◆ TASK REQUIREMENTS
Copy every line of the data in which the word "hijo" occurs.

◆ Data entries
══════════════════════════════
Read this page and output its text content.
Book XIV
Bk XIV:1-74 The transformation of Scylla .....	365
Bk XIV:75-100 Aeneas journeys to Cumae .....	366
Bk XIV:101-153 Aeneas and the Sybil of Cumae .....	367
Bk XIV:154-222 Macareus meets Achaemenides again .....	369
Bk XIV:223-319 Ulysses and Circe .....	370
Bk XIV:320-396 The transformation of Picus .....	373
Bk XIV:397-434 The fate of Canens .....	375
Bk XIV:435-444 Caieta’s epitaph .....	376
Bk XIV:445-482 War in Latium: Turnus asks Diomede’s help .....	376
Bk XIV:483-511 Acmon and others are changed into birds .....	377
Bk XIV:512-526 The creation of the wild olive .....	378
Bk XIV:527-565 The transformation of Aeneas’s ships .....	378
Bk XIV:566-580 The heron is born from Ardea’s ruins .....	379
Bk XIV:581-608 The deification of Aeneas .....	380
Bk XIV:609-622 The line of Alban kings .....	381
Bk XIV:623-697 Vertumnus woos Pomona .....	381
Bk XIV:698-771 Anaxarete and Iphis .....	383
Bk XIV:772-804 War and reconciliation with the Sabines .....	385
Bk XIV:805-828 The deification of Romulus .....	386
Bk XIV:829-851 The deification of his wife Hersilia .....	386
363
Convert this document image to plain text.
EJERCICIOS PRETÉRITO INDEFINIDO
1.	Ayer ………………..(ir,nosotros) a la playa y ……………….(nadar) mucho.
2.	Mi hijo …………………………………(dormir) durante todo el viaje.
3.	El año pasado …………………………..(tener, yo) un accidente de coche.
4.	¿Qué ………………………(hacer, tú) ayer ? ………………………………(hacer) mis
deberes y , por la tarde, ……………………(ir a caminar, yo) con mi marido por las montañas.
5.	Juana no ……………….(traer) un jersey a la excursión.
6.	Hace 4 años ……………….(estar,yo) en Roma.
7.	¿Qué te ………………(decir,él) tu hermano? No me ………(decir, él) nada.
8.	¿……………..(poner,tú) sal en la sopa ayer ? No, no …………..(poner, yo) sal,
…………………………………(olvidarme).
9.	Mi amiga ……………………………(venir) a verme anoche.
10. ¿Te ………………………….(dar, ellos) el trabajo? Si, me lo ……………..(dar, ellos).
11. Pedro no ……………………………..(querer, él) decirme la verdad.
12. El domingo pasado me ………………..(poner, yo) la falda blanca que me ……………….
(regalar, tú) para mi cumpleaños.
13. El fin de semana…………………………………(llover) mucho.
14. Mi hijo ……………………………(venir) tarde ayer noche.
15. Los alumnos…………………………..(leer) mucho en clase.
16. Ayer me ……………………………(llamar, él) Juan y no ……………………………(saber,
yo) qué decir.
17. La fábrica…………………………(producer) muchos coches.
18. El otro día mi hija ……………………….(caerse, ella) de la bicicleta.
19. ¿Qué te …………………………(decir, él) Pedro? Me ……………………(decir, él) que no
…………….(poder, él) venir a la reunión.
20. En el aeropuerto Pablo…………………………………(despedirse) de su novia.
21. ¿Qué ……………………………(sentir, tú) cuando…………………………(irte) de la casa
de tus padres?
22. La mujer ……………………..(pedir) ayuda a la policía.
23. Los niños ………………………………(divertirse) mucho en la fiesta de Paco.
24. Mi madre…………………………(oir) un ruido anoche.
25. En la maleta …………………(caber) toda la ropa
══════════════════════════════
◆ ANSWER TO THIS EXERCISE
2.	Mi hijo …………………………………(dormir) durante todo el viaje.
14. Mi hijo ……………………………(venir) tarde ayer noche.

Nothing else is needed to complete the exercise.